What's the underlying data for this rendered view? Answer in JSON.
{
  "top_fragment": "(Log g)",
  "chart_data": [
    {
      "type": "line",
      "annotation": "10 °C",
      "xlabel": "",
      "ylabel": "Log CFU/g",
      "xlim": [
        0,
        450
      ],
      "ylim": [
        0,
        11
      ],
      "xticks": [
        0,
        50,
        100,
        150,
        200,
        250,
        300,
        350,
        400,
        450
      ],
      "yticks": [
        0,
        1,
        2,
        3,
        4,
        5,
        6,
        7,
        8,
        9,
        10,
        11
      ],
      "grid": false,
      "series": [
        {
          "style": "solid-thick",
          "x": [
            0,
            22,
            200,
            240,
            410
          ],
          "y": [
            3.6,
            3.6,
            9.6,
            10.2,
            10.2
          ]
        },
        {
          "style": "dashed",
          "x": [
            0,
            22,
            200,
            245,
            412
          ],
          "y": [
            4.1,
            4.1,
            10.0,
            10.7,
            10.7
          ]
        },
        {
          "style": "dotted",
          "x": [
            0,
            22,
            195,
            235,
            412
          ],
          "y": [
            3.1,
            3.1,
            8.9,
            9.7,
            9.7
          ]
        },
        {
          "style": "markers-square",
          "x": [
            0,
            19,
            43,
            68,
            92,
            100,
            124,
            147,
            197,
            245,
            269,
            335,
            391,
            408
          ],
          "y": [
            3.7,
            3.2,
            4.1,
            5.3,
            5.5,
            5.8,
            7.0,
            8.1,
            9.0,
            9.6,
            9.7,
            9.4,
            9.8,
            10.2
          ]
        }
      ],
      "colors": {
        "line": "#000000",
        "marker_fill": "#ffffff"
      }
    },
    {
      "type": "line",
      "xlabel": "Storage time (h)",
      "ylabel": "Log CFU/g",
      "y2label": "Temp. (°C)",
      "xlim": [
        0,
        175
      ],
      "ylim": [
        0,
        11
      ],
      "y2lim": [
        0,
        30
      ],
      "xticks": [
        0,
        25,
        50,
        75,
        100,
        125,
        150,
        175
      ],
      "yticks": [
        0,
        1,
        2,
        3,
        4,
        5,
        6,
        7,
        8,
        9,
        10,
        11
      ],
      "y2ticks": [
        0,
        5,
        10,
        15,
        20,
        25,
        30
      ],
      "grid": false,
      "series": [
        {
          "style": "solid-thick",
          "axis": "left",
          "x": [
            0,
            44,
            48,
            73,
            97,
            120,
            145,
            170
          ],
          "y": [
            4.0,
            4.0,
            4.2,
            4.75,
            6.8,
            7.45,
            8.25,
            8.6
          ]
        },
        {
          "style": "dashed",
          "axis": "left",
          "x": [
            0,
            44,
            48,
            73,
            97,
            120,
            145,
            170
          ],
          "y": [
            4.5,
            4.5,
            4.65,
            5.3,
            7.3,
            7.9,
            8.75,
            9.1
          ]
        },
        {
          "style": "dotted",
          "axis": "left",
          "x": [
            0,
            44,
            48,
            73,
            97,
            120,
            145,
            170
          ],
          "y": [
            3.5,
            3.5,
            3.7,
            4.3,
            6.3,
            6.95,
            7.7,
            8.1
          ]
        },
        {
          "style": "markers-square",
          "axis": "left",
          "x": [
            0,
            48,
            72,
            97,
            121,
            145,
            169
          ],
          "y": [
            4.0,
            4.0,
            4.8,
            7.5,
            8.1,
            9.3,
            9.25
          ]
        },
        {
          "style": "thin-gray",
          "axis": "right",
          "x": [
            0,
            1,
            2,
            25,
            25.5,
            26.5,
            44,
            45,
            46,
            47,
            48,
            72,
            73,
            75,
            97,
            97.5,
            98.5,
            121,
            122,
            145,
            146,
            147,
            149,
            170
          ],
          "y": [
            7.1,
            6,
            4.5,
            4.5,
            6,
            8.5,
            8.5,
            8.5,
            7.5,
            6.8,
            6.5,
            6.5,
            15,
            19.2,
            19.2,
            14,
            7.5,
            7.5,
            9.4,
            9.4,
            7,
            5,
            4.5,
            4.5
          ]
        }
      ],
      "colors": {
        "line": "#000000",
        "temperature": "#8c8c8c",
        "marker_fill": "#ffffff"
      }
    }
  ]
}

::::::

### Problem to work on:
Send back all of the entries exactly, with nothing missing.

### Task result:
What's the underlying data for this rendered view? Answer in JSON.
{
  "top_fragment": "(Log g)",
  "chart_data": [
    {
      "type": "line",
      "annotation": "10 °C",
      "xlabel": "",
      "ylabel": "Log CFU/g",
      "xlim": [
        0,
        450
      ],
      "ylim": [
        0,
        11
      ],
      "xticks": [
        0,
        50,
        100,
        150,
        200,
        250,
        300,
        350,
        400,
        450
      ],
      "yticks": [
        0,
        1,
        2,
        3,
        4,
        5,
        6,
        7,
        8,
        9,
        10,
        11
      ],
      "grid": false,
      "series": [
        {
          "style": "solid-thick",
          "x": [
            0,
            22,
            200,
            240,
            410
          ],
          "y": [
            3.6,
            3.6,
            9.6,
            10.2,
            10.2
          ]
        },
        {
          "style": "dashed",
          "x": [
            0,
            22,
            200,
            245,
            412
          ],
          "y": [
            4.1,
            4.1,
            10.0,
            10.7,
            10.7
          ]
        },
        {
          "style": "dotted",
          "x": [
            0,
            22,
            195,
            235,
            412
          ],
          "y": [
            3.1,
            3.1,
            8.9,
            9.7,
            9.7
          ]
        },
        {
          "style": "markers-square",
          "x": [
            0,
            19,
            43,
            68,
            92,
            100,
            124,
            147,
            197,
            245,
            269,
            335,
            391,
            408
          ],
          "y": [
            3.7,
            3.2,
            4.1,
            5.3,
            5.5,
            5.8,
            7.0,
            8.1,
            9.0,
            9.6,
            9.7,
            9.4,
            9.8,
            10.2
          ]
        }
      ],
      "colors": {
        "line": "#000000",
        "marker_fill": "#ffffff"
      }
    },
    {
      "type": "line",
      "xlabel": "Storage time (h)",
      "ylabel": "Log CFU/g",
      "y2label": "Temp. (°C)",
      "xlim": [
        0,
        175
      ],
      "ylim": [
        0,
        11
      ],
      "y2lim": [
        0,
        30
      ],
      "xticks": [
        0,
        25,
        50,
        75,
        100,
        125,
        150,
        175
      ],
      "yticks": [
        0,
        1,
        2,
        3,
        4,
        5,
        6,
        7,
        8,
        9,
        10,
        11
      ],
      "y2ticks": [
        0,
        5,
        10,
        15,
        20,
        25,
        30
      ],
      "grid": false,
      "series": [
        {
          "style": "solid-thick",
          "axis": "left",
          "x": [
            0,
            44,
            48,
            73,
            97,
            120,
            145,
            170
          ],
          "y": [
            4.0,
            4.0,
            4.2,
            4.75,
            6.8,
            7.45,
            8.25,
            8.6
          ]
        },
        {
          "style": "dashed",
          "axis": "left",
          "x": [
            0,
            44,
            48,
            73,
            97,
            120,
            145,
            170
          ],
          "y": [
            4.5,
            4.5,
            4.65,
            5.3,
            7.3,
            7.9,
            8.75,
            9.1
          ]
        },
        {
          "style": "dotted",
          "axis": "left",
          "x": [
            0,
            44,
            48,
            73,
            97,
            120,
            145,
            170
          ],
          "y": [
            3.5,
            3.5,
            3.7,
            4.3,
            6.3,
            6.95,
            7.7,
            8.1
          ]
        },
        {
          "style": "markers-square",
          "axis": "left",
          "x": [
            0,
            48,
            72,
            97,
            121,
            145,
            169
          ],
          "y": [
            4.0,
            4.0,
            4.8,
            7.5,
            8.1,
            9.3,
            9.25
          ]
        },
        {
          "style": "thin-gray",
          "axis": "right",
          "x": [
            0,
            1,
            2,
            25,
            25.5,
            26.5,
            44,
            45,
            46,
            47,
            48,
            72,
            73,
            75,
            97,
            97.5,
            98.5,
            121,
            122,
            145,
            146,
            147,
            149,
            170
          ],
          "y": [
            7.1,
            6,
            4.5,
            4.5,
            6,
            8.5,
            8.5,
            8.5,
            7.5,
            6.8,
            6.5,
            6.5,
            15,
            19.2,
            19.2,
            14,
            7.5,
            7.5,
            9.4,
            9.4,
            7,
            5,
            4.5,
            4.5
          ]
        }
      ],
      "colors": {
        "line": "#000000",
        "temperature": "#8c8c8c",
        "marker_fill": "#ffffff"
      }
    }
  ]
}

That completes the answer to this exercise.